WRITTEN INSTRUCTION » In the data below, find every line with the string "background" and pull it out.

-- START MATERIAL PROVIDED --

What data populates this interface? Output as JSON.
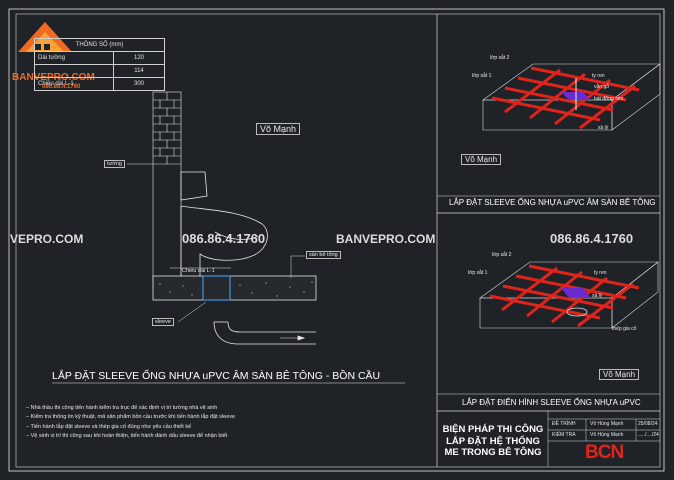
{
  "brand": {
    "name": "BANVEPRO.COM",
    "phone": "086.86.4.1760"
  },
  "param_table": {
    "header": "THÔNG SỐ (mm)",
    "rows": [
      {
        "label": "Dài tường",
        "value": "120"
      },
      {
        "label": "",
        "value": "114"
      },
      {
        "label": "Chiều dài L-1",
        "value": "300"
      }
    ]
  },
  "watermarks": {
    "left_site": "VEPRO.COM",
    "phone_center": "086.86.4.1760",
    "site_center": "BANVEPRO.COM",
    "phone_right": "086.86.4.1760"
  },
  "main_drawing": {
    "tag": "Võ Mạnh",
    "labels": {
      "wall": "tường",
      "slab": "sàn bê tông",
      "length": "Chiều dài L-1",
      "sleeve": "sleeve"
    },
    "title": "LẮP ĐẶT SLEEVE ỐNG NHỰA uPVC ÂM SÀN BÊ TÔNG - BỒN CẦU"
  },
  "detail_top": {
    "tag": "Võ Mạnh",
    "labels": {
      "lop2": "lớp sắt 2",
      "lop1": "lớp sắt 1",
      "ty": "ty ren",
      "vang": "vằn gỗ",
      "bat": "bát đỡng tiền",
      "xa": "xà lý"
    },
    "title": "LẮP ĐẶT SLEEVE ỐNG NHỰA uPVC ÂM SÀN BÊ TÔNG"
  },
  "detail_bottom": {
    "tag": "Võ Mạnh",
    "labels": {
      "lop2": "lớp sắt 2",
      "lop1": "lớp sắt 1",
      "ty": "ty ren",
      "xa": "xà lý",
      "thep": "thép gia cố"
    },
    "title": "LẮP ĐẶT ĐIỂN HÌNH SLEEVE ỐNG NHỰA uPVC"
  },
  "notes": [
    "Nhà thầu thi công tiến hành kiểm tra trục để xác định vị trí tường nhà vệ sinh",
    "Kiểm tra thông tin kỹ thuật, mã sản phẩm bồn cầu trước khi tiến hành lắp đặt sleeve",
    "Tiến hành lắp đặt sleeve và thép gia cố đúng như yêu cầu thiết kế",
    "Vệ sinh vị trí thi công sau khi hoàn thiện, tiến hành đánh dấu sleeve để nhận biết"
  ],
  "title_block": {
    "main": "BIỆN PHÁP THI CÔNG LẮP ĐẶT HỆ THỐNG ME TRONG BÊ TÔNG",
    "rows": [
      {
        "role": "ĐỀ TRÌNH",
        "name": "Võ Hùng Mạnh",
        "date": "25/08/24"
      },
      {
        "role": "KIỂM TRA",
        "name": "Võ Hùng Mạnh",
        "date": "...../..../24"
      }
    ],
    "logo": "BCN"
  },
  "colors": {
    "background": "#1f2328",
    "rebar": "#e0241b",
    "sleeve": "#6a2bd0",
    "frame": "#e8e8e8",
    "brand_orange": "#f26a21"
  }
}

-- END MATERIAL PROVIDED --
-- START MATERIAL PROVIDED --

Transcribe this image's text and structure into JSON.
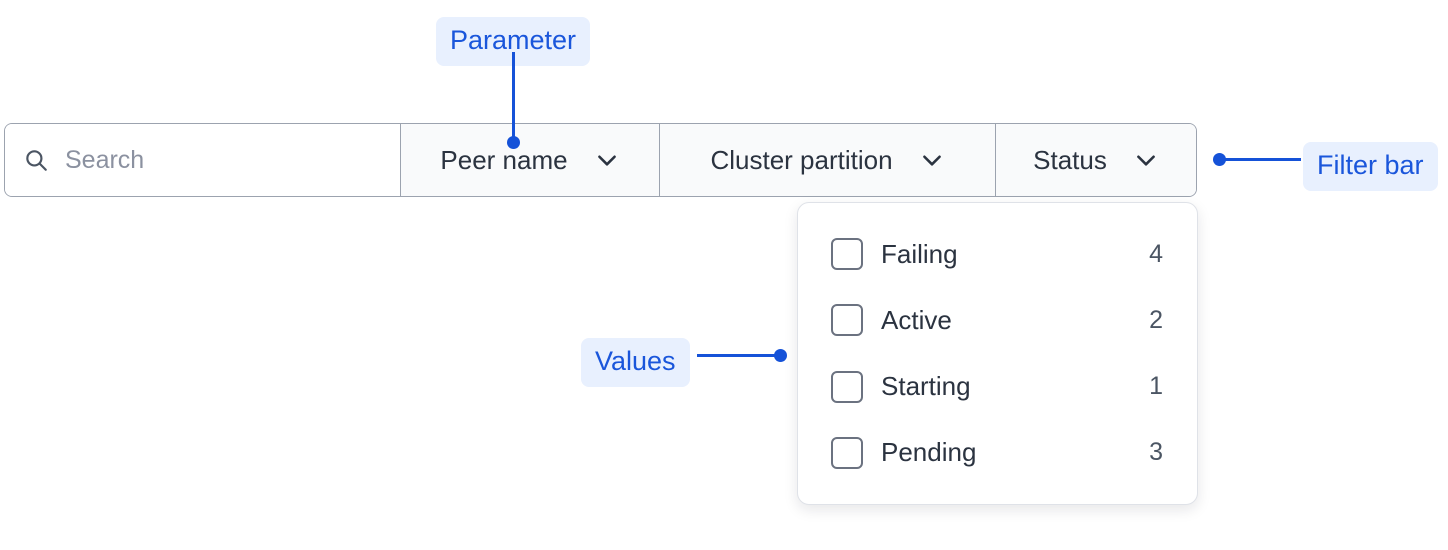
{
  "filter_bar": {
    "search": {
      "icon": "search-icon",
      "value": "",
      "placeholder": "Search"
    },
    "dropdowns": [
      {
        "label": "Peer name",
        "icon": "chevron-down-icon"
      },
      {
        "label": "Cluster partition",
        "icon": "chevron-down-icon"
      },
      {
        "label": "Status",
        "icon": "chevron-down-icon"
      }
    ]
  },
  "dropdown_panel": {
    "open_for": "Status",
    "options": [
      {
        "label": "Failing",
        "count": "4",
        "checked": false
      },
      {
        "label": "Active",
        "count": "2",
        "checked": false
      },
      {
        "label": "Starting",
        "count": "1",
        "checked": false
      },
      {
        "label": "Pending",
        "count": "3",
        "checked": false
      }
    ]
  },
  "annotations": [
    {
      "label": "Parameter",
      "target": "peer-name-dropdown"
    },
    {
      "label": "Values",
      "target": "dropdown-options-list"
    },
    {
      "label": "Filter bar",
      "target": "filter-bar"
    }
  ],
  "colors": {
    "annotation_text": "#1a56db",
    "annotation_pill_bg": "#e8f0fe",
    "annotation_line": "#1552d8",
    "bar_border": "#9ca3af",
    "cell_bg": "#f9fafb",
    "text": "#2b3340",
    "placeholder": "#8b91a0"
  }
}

-- END MATERIAL PROVIDED --
-- START MATERIAL PROVIDED --

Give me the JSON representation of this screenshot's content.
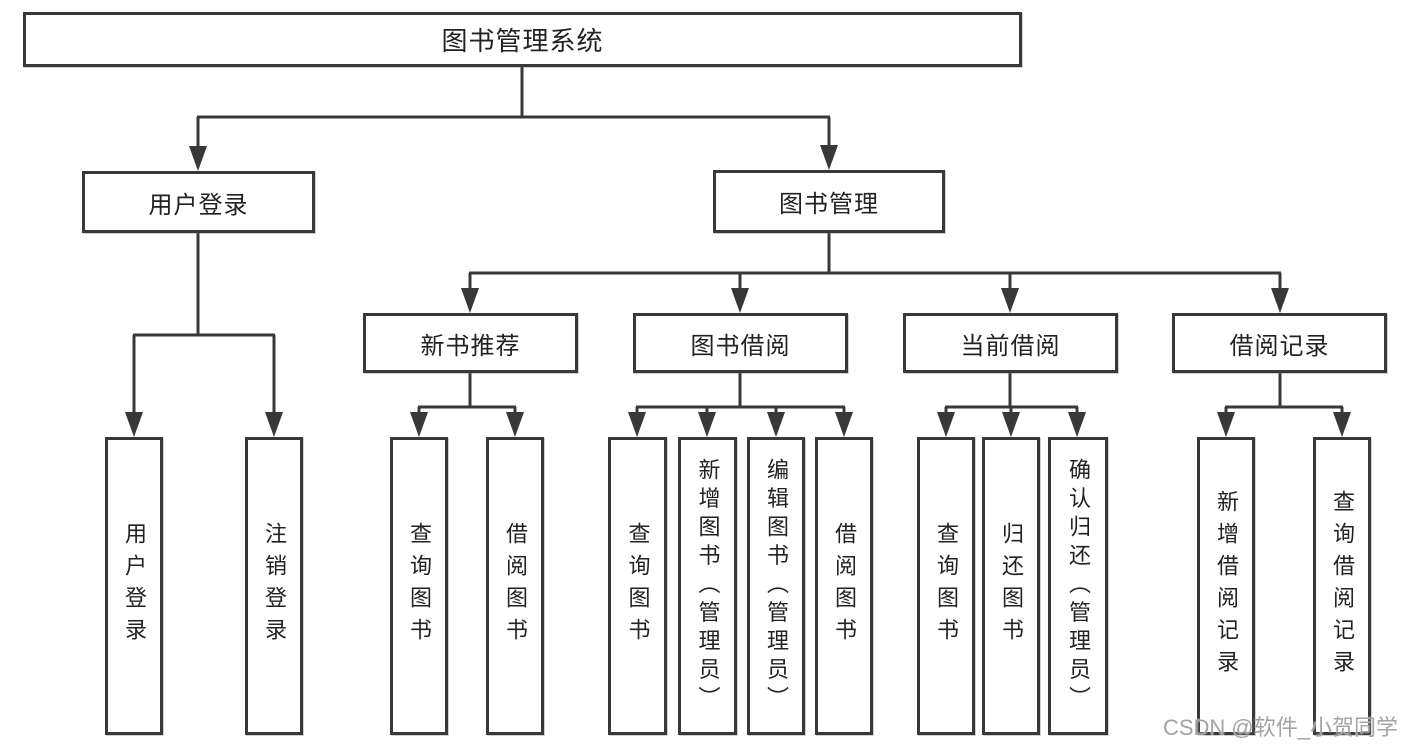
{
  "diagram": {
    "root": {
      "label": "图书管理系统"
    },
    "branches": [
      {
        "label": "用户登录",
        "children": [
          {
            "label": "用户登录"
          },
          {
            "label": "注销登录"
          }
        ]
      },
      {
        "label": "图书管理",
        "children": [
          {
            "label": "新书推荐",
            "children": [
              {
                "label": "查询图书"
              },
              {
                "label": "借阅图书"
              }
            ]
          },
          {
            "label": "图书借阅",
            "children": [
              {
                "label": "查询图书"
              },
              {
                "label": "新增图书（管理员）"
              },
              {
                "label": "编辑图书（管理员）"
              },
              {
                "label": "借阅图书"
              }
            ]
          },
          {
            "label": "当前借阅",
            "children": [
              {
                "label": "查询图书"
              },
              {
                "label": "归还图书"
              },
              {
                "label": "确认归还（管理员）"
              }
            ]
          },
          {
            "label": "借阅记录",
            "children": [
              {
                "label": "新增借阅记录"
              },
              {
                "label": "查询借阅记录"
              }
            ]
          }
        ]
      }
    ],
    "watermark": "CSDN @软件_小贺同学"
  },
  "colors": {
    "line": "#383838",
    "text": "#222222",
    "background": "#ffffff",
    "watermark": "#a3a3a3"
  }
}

-- END MATERIAL PROVIDED --

PROBLEM SOLUTION »
    "background": "#1f2328",
    "background": "#ffffff",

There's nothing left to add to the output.